→ Instruction
What is the number of lines in the entries that include the word "丸尾まき"? Respond with the number only.

→ Data rows
--- --- ---

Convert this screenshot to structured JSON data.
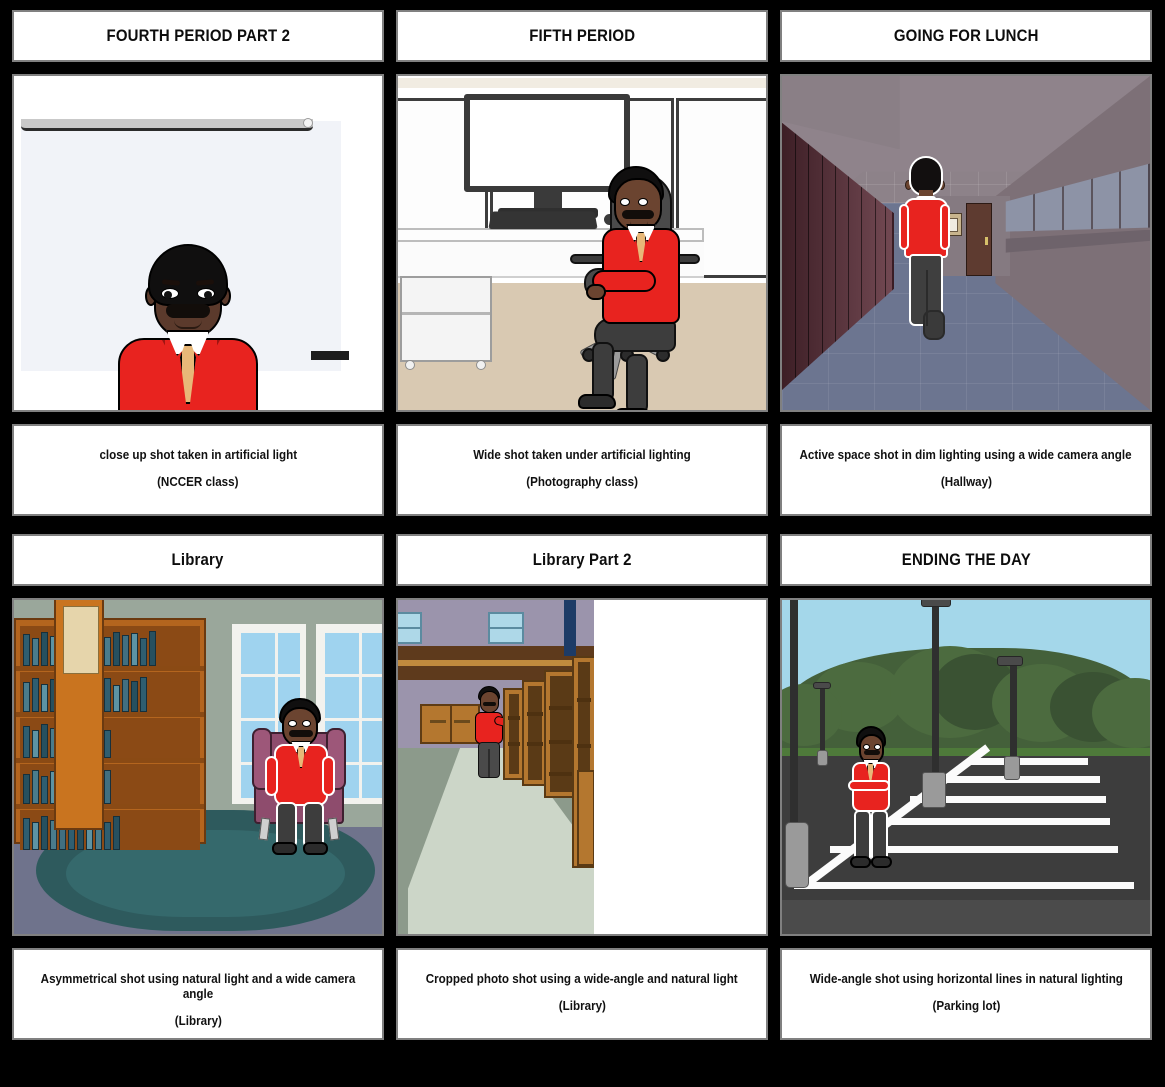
{
  "storyboard": {
    "background_color": "#000000",
    "card_background": "#ffffff",
    "card_border_color": "#808080",
    "accent_red": "#e8231f",
    "rows": 2,
    "columns": 3,
    "cells": [
      {
        "id": "cell-1",
        "title": "FOURTH PERIOD PART 2",
        "caption_line1": "close up shot taken in artificial light",
        "caption_line2": "(NCCER class)",
        "scene": "classroom-whiteboard-closeup"
      },
      {
        "id": "cell-2",
        "title": "FIFTH PERIOD",
        "caption_line1": "Wide shot taken under artificial lighting",
        "caption_line2": "(Photography class)",
        "scene": "computer-lab-desk-chair"
      },
      {
        "id": "cell-3",
        "title": "GOING FOR LUNCH",
        "caption_line1": "Active space shot in dim lighting using a wide camera angle",
        "caption_line2": "(Hallway)",
        "scene": "school-hallway-lockers"
      },
      {
        "id": "cell-4",
        "title": "Library",
        "caption_line1": "Asymmetrical shot using natural light and a wide camera angle",
        "caption_line2": "(Library)",
        "scene": "library-bookshelf-armchair"
      },
      {
        "id": "cell-5",
        "title": "Library Part 2",
        "caption_line1": "Cropped photo shot using a wide-angle and natural light",
        "caption_line2": "(Library)",
        "scene": "library-stacks-cropped"
      },
      {
        "id": "cell-6",
        "title": "ENDING THE DAY",
        "caption_line1": "Wide-angle shot using horizontal lines in natural lighting",
        "caption_line2": "(Parking lot)",
        "scene": "parking-lot-light-poles"
      }
    ]
  }
}
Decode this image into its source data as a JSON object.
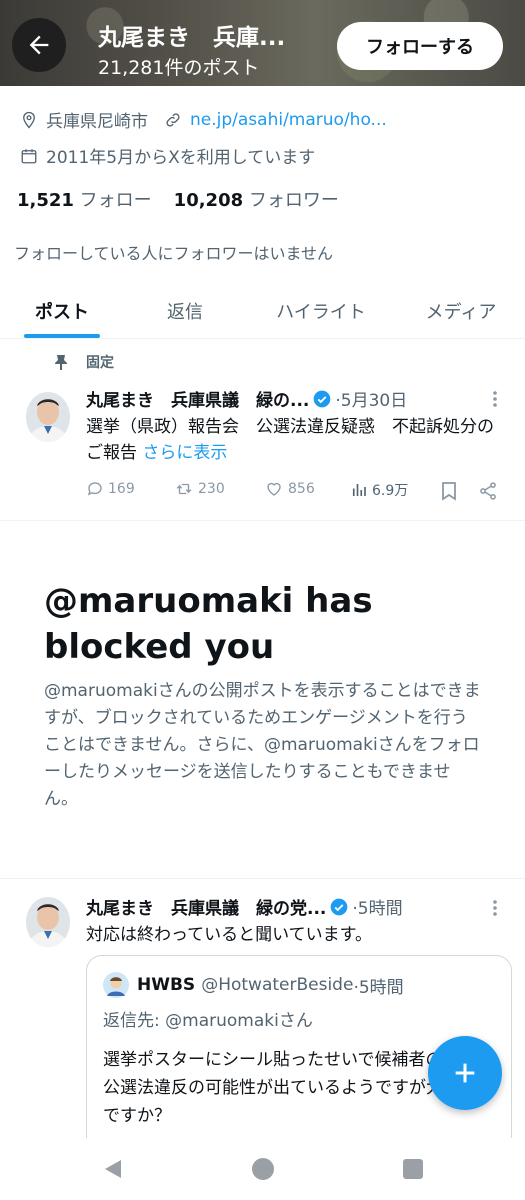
{
  "header": {
    "name": "丸尾まき　兵庫...",
    "post_count": "21,281件のポスト",
    "follow_label": "フォローする"
  },
  "profile": {
    "location": "兵庫県尼崎市",
    "link": "ne.jp/asahi/maruo/ho...",
    "joined": "2011年5月からXを利用しています",
    "following_count": "1,521",
    "following_label": "フォロー",
    "followers_count": "10,208",
    "followers_label": "フォロワー",
    "mutual_note": "フォローしている人にフォロワーはいません"
  },
  "tabs": [
    {
      "label": "ポスト"
    },
    {
      "label": "返信"
    },
    {
      "label": "ハイライト"
    },
    {
      "label": "メディア"
    }
  ],
  "pinned_tweet": {
    "pinned_label": "固定",
    "name": "丸尾まき　兵庫県議　緑の...",
    "date": "·5月30日",
    "text": "選挙（県政）報告会　公選法違反疑惑　不起訴処分のご報告",
    "show_more": "さらに表示",
    "replies": "169",
    "retweets": "230",
    "likes": "856",
    "views": "6.9万"
  },
  "blocked": {
    "title": "@maruomaki has blocked you",
    "body": "@maruomakiさんの公開ポストを表示することはできますが、ブロックされているためエンゲージメントを行うことはできません。さらに、@maruomakiさんをフォローしたりメッセージを送信したりすることもできません。"
  },
  "tweet2": {
    "name": "丸尾まき　兵庫県議　緑の党...",
    "time": "·5時間",
    "text": "対応は終わっていると聞いています。",
    "quote": {
      "name": "HWBS",
      "handle": "@HotwaterBeside",
      "time": "·5時間",
      "reply_to_prefix": "返信先: ",
      "reply_to_user": "@maruomakiさん",
      "text": "選挙ポスターにシール貼ったせいで候補者の方、公選法違反の可能性が出ているようですが大丈夫ですか？"
    }
  },
  "colors": {
    "accent": "#1d9bf0",
    "text_primary": "#0f1419",
    "text_secondary": "#536471"
  }
}
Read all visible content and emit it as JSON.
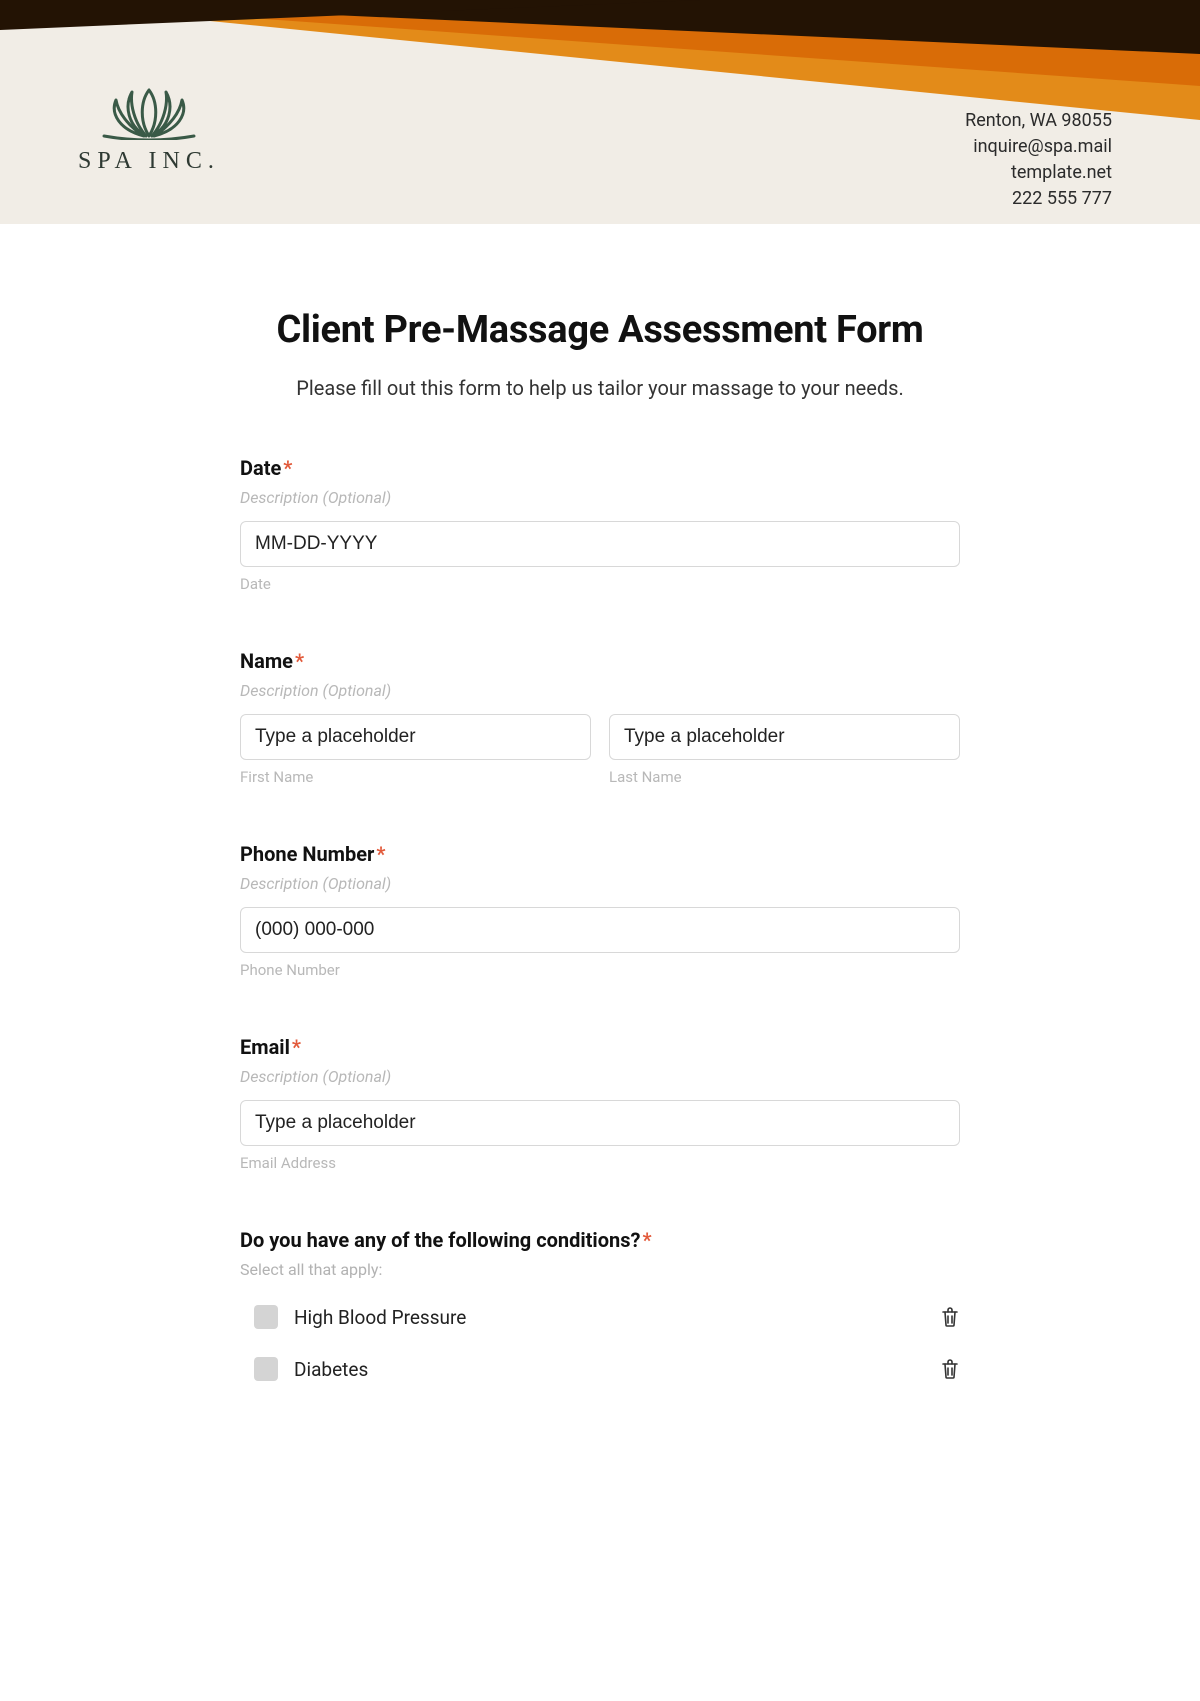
{
  "header": {
    "brand": "SPA INC.",
    "contact": {
      "address": "Renton, WA 98055",
      "email": "inquire@spa.mail",
      "website": "template.net",
      "phone": "222 555 777"
    }
  },
  "form": {
    "title": "Client Pre-Massage Assessment Form",
    "subtitle": "Please fill out this form to help us tailor your massage to your needs.",
    "description_placeholder": "Description (Optional)",
    "fields": {
      "date": {
        "label": "Date",
        "placeholder": "MM-DD-YYYY",
        "sublabel": "Date"
      },
      "name": {
        "label": "Name",
        "first_placeholder": "Type a placeholder",
        "last_placeholder": "Type a placeholder",
        "first_sublabel": "First Name",
        "last_sublabel": "Last Name"
      },
      "phone": {
        "label": "Phone Number",
        "placeholder": "(000) 000-000",
        "sublabel": "Phone Number"
      },
      "email": {
        "label": "Email",
        "placeholder": "Type a placeholder",
        "sublabel": "Email Address"
      },
      "conditions": {
        "label": "Do you have any of the following conditions?",
        "helper": "Select all that apply:",
        "options": [
          "High Blood Pressure",
          "Diabetes"
        ]
      }
    }
  }
}
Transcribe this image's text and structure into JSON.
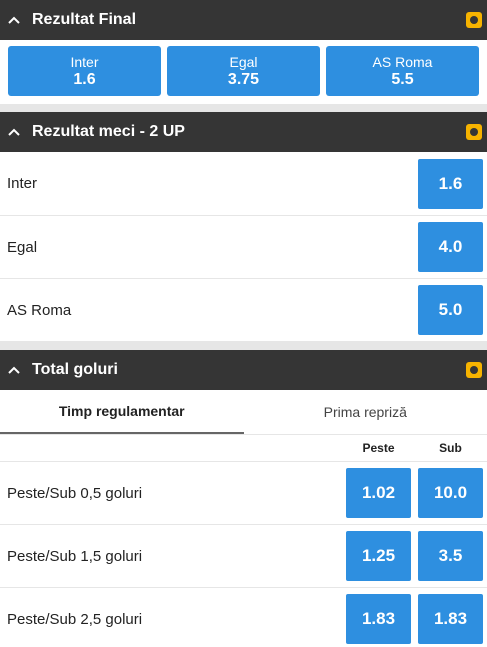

--- --- ---

→ Result
3